**Given task**
Look through the data below. Collect every line where the word "JSON" occurs.

**Data provided**
+ + + + + + +
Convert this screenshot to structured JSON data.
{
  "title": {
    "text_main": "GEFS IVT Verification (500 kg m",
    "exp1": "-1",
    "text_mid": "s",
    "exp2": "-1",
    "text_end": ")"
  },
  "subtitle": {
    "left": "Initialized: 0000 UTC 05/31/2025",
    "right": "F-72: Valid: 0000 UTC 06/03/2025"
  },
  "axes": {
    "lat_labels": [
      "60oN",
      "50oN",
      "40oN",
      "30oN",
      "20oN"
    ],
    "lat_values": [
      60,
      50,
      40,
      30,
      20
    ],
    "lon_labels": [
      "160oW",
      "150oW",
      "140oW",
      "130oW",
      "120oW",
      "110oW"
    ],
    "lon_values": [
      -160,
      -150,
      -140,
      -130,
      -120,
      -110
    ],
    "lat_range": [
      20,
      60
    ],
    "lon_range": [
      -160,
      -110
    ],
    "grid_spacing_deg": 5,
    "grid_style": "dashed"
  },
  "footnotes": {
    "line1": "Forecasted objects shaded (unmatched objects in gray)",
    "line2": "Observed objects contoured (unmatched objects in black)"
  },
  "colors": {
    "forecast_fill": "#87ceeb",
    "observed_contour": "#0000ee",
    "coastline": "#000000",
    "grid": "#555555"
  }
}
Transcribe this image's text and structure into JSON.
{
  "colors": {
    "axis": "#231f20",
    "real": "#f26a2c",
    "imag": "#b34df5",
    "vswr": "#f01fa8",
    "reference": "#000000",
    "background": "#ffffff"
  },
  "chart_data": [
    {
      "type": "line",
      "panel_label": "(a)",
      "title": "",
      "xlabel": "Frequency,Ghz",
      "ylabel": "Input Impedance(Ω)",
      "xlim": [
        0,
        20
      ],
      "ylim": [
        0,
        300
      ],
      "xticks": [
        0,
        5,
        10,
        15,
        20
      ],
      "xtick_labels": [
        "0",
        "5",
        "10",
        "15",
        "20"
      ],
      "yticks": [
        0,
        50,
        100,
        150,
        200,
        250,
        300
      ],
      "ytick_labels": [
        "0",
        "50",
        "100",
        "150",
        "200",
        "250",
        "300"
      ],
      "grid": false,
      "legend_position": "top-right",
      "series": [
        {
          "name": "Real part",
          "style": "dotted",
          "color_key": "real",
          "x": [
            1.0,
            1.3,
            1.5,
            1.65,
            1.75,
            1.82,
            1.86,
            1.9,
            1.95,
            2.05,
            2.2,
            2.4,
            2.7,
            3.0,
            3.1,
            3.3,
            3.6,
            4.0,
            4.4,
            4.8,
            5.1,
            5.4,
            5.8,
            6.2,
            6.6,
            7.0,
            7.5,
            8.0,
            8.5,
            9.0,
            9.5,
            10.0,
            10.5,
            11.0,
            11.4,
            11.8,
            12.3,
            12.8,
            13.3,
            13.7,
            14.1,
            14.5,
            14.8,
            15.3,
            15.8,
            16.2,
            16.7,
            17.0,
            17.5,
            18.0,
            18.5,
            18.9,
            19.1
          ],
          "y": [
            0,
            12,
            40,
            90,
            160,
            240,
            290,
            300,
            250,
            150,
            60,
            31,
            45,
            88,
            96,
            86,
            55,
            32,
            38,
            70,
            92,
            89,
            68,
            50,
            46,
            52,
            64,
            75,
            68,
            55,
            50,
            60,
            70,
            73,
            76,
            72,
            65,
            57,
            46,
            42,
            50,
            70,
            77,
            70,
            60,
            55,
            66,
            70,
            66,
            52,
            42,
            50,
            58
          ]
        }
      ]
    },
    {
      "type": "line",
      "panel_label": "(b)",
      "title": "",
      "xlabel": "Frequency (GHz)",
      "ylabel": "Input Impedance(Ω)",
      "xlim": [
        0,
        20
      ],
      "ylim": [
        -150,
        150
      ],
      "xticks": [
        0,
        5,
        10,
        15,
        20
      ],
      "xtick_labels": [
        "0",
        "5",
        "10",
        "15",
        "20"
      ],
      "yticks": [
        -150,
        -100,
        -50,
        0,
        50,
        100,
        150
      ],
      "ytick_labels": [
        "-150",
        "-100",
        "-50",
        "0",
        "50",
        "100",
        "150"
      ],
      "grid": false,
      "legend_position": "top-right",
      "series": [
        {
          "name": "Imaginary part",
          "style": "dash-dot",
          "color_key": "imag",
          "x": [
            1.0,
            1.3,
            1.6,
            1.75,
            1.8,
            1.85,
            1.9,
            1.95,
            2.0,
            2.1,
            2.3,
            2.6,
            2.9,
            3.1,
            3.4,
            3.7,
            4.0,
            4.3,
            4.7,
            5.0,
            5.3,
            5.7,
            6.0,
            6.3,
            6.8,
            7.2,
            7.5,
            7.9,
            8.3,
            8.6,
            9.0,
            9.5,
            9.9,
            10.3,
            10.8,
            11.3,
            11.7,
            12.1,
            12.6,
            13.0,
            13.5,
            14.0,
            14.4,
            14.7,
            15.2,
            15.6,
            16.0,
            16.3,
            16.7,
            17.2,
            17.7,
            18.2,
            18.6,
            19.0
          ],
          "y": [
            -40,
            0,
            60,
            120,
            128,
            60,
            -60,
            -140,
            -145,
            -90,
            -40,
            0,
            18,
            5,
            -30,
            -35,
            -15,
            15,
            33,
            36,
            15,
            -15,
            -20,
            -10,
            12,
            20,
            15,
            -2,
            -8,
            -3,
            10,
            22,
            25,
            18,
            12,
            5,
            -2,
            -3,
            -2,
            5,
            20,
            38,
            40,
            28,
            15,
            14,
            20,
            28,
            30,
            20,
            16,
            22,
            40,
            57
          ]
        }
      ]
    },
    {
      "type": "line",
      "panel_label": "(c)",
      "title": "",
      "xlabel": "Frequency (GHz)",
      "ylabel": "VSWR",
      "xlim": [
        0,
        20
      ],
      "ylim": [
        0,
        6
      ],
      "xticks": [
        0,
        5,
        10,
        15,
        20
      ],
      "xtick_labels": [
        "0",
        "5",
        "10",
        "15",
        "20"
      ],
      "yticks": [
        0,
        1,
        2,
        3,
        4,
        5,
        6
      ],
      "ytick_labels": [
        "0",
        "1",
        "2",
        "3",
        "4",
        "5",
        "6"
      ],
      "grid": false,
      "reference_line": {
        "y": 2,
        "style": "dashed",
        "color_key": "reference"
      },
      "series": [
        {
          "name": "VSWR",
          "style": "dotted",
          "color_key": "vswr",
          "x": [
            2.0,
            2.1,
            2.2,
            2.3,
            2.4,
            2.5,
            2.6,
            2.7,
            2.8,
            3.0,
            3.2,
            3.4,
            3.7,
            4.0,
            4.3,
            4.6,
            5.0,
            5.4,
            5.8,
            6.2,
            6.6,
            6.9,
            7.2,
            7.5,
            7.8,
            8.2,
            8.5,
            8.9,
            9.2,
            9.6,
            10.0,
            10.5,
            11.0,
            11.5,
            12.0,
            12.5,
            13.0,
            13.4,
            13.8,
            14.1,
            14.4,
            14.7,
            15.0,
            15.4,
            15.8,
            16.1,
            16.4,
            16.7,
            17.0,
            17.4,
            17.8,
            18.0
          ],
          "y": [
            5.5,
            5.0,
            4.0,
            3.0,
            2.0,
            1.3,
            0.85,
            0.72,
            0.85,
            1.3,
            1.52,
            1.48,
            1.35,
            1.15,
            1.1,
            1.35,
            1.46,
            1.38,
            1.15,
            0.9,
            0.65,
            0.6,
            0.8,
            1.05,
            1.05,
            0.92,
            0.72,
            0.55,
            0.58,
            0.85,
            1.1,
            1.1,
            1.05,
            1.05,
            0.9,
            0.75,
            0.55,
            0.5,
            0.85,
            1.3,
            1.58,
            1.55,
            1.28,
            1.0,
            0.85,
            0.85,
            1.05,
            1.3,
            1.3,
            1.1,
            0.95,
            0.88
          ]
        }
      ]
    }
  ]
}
+ + + + + + +
**Problem solution**
Convert this screenshot to structured JSON data.
Transcribe this image's text and structure into JSON.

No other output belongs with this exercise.